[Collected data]
※
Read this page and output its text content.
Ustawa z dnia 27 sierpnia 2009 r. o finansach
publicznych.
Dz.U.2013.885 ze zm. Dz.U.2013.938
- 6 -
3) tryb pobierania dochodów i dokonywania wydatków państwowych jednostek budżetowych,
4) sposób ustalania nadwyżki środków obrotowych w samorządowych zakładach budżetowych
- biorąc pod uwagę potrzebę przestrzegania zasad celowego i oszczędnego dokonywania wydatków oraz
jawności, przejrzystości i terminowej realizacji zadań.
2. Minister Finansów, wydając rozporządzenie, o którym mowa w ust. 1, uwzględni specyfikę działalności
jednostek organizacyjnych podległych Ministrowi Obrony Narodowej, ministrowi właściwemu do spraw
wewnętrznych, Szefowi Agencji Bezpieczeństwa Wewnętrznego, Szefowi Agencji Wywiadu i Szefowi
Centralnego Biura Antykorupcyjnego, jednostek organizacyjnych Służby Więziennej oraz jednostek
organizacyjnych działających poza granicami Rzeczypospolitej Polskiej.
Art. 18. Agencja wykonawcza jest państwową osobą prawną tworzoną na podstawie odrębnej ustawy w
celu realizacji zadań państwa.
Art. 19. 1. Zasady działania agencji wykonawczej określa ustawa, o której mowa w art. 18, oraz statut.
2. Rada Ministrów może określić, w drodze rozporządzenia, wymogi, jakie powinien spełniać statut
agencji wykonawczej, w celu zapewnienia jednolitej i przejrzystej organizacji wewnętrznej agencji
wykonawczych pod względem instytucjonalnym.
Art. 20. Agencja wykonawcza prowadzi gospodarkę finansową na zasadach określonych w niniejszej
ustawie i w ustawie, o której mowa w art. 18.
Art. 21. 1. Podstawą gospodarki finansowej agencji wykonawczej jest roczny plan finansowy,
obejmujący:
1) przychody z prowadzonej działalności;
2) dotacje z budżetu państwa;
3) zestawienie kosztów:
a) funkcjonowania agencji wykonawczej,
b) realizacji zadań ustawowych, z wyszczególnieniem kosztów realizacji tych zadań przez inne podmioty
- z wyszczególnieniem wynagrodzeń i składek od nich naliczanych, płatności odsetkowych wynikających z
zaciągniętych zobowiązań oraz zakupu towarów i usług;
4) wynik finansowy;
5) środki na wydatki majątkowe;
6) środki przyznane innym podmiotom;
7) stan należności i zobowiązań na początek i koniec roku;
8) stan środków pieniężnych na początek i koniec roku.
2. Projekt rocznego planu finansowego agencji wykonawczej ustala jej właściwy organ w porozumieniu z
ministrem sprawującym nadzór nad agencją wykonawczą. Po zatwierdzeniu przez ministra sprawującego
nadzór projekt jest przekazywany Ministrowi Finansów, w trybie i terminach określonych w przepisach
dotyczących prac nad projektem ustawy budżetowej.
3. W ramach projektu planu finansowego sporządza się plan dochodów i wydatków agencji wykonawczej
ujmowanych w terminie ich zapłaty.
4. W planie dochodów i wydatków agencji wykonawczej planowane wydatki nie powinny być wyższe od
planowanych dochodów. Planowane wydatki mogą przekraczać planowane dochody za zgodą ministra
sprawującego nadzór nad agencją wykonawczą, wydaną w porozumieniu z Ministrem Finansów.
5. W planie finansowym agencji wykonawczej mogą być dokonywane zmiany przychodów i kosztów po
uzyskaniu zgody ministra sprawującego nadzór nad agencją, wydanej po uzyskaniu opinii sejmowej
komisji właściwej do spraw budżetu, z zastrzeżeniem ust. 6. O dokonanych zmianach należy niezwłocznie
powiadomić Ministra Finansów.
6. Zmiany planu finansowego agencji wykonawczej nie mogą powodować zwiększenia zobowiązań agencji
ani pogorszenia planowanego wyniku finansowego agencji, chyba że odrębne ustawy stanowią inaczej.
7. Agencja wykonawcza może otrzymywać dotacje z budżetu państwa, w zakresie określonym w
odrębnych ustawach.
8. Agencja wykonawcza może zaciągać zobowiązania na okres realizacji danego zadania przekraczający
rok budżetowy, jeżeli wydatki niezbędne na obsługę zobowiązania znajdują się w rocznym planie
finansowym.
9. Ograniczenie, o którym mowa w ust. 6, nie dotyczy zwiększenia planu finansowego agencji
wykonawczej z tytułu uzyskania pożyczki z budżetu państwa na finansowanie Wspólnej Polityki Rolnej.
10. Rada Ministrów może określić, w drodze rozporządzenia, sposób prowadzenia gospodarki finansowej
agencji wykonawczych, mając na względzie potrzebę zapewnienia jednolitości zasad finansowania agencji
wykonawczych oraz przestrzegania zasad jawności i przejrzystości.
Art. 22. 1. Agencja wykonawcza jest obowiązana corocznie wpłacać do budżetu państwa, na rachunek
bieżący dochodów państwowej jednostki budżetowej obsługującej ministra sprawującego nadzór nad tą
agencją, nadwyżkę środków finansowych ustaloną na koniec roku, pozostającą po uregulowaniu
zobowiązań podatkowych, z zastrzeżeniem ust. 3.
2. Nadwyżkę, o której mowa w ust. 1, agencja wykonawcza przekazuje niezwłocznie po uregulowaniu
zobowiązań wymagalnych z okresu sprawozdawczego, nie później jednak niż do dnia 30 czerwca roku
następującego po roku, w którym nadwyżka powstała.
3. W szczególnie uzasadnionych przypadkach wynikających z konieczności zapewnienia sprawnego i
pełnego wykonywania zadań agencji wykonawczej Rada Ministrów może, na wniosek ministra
※
→ PROBLEM TO WORK ON: Restate the listing above word for word.

→ THE COMPLETED TASK:
Read this page and output its text content.
Ustawa z dnia 27 sierpnia 2009 r. o finansach
publicznych.
Dz.U.2013.885 ze zm. Dz.U.2013.938
- 6 -
3) tryb pobierania dochodów i dokonywania wydatków państwowych jednostek budżetowych,
4) sposób ustalania nadwyżki środków obrotowych w samorządowych zakładach budżetowych
- biorąc pod uwagę potrzebę przestrzegania zasad celowego i oszczędnego dokonywania wydatków oraz
jawności, przejrzystości i terminowej realizacji zadań.
2. Minister Finansów, wydając rozporządzenie, o którym mowa w ust. 1, uwzględni specyfikę działalności
jednostek organizacyjnych podległych Ministrowi Obrony Narodowej, ministrowi właściwemu do spraw
wewnętrznych, Szefowi Agencji Bezpieczeństwa Wewnętrznego, Szefowi Agencji Wywiadu i Szefowi
Centralnego Biura Antykorupcyjnego, jednostek organizacyjnych Służby Więziennej oraz jednostek
organizacyjnych działających poza granicami Rzeczypospolitej Polskiej.
Art. 18. Agencja wykonawcza jest państwową osobą prawną tworzoną na podstawie odrębnej ustawy w
celu realizacji zadań państwa.
Art. 19. 1. Zasady działania agencji wykonawczej określa ustawa, o której mowa w art. 18, oraz statut.
2. Rada Ministrów może określić, w drodze rozporządzenia, wymogi, jakie powinien spełniać statut
agencji wykonawczej, w celu zapewnienia jednolitej i przejrzystej organizacji wewnętrznej agencji
wykonawczych pod względem instytucjonalnym.
Art. 20. Agencja wykonawcza prowadzi gospodarkę finansową na zasadach określonych w niniejszej
ustawie i w ustawie, o której mowa w art. 18.
Art. 21. 1. Podstawą gospodarki finansowej agencji wykonawczej jest roczny plan finansowy,
obejmujący:
1) przychody z prowadzonej działalności;
2) dotacje z budżetu państwa;
3) zestawienie kosztów:
a) funkcjonowania agencji wykonawczej,
b) realizacji zadań ustawowych, z wyszczególnieniem kosztów realizacji tych zadań przez inne podmioty
- z wyszczególnieniem wynagrodzeń i składek od nich naliczanych, płatności odsetkowych wynikających z
zaciągniętych zobowiązań oraz zakupu towarów i usług;
4) wynik finansowy;
5) środki na wydatki majątkowe;
6) środki przyznane innym podmiotom;
7) stan należności i zobowiązań na początek i koniec roku;
8) stan środków pieniężnych na początek i koniec roku.
2. Projekt rocznego planu finansowego agencji wykonawczej ustala jej właściwy organ w porozumieniu z
ministrem sprawującym nadzór nad agencją wykonawczą. Po zatwierdzeniu przez ministra sprawującego
nadzór projekt jest przekazywany Ministrowi Finansów, w trybie i terminach określonych w przepisach
dotyczących prac nad projektem ustawy budżetowej.
3. W ramach projektu planu finansowego sporządza się plan dochodów i wydatków agencji wykonawczej
ujmowanych w terminie ich zapłaty.
4. W planie dochodów i wydatków agencji wykonawczej planowane wydatki nie powinny być wyższe od
planowanych dochodów. Planowane wydatki mogą przekraczać planowane dochody za zgodą ministra
sprawującego nadzór nad agencją wykonawczą, wydaną w porozumieniu z Ministrem Finansów.
5. W planie finansowym agencji wykonawczej mogą być dokonywane zmiany przychodów i kosztów po
uzyskaniu zgody ministra sprawującego nadzór nad agencją, wydanej po uzyskaniu opinii sejmowej
komisji właściwej do spraw budżetu, z zastrzeżeniem ust. 6. O dokonanych zmianach należy niezwłocznie
powiadomić Ministra Finansów.
6. Zmiany planu finansowego agencji wykonawczej nie mogą powodować zwiększenia zobowiązań agencji
ani pogorszenia planowanego wyniku finansowego agencji, chyba że odrębne ustawy stanowią inaczej.
7. Agencja wykonawcza może otrzymywać dotacje z budżetu państwa, w zakresie określonym w
odrębnych ustawach.
8. Agencja wykonawcza może zaciągać zobowiązania na okres realizacji danego zadania przekraczający
rok budżetowy, jeżeli wydatki niezbędne na obsługę zobowiązania znajdują się w rocznym planie
finansowym.
9. Ograniczenie, o którym mowa w ust. 6, nie dotyczy zwiększenia planu finansowego agencji
wykonawczej z tytułu uzyskania pożyczki z budżetu państwa na finansowanie Wspólnej Polityki Rolnej.
10. Rada Ministrów może określić, w drodze rozporządzenia, sposób prowadzenia gospodarki finansowej
agencji wykonawczych, mając na względzie potrzebę zapewnienia jednolitości zasad finansowania agencji
wykonawczych oraz przestrzegania zasad jawności i przejrzystości.
Art. 22. 1. Agencja wykonawcza jest obowiązana corocznie wpłacać do budżetu państwa, na rachunek
bieżący dochodów państwowej jednostki budżetowej obsługującej ministra sprawującego nadzór nad tą
agencją, nadwyżkę środków finansowych ustaloną na koniec roku, pozostającą po uregulowaniu
zobowiązań podatkowych, z zastrzeżeniem ust. 3.
2. Nadwyżkę, o której mowa w ust. 1, agencja wykonawcza przekazuje niezwłocznie po uregulowaniu
zobowiązań wymagalnych z okresu sprawozdawczego, nie później jednak niż do dnia 30 czerwca roku
następującego po roku, w którym nadwyżka powstała.
3. W szczególnie uzasadnionych przypadkach wynikających z konieczności zapewnienia sprawnego i
pełnego wykonywania zadań agencji wykonawczej Rada Ministrów może, na wniosek ministra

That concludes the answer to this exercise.